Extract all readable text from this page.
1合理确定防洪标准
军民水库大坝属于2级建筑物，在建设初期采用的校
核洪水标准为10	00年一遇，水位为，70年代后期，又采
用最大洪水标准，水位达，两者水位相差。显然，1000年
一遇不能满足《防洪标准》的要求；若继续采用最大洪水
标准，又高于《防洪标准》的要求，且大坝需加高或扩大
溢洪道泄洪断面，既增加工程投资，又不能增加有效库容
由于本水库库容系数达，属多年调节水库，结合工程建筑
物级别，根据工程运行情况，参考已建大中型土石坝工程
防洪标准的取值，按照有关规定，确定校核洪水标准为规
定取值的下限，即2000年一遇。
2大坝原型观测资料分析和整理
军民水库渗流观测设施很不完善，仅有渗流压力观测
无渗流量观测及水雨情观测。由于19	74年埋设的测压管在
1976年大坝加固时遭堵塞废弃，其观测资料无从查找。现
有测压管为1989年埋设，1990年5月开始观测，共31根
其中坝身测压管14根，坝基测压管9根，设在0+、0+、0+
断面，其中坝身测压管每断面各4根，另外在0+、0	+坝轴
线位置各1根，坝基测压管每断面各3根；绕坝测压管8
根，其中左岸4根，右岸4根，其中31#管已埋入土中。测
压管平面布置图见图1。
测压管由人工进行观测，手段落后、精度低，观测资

Exercise task :: Return the whole listing exactly.

Solution to this problem ::
Extract all readable text from this page.
1合理确定防洪标准
军民水库大坝属于2级建筑物，在建设初期采用的校
核洪水标准为10	00年一遇，水位为，70年代后期，又采
用最大洪水标准，水位达，两者水位相差。显然，1000年
一遇不能满足《防洪标准》的要求；若继续采用最大洪水
标准，又高于《防洪标准》的要求，且大坝需加高或扩大
溢洪道泄洪断面，既增加工程投资，又不能增加有效库容
由于本水库库容系数达，属多年调节水库，结合工程建筑
物级别，根据工程运行情况，参考已建大中型土石坝工程
防洪标准的取值，按照有关规定，确定校核洪水标准为规
定取值的下限，即2000年一遇。
2大坝原型观测资料分析和整理
军民水库渗流观测设施很不完善，仅有渗流压力观测
无渗流量观测及水雨情观测。由于19	74年埋设的测压管在
1976年大坝加固时遭堵塞废弃，其观测资料无从查找。现
有测压管为1989年埋设，1990年5月开始观测，共31根
其中坝身测压管14根，坝基测压管9根，设在0+、0+、0+
断面，其中坝身测压管每断面各4根，另外在0+、0	+坝轴
线位置各1根，坝基测压管每断面各3根；绕坝测压管8
根，其中左岸4根，右岸4根，其中31#管已埋入土中。测
压管平面布置图见图1。
测压管由人工进行观测，手段落后、精度低，观测资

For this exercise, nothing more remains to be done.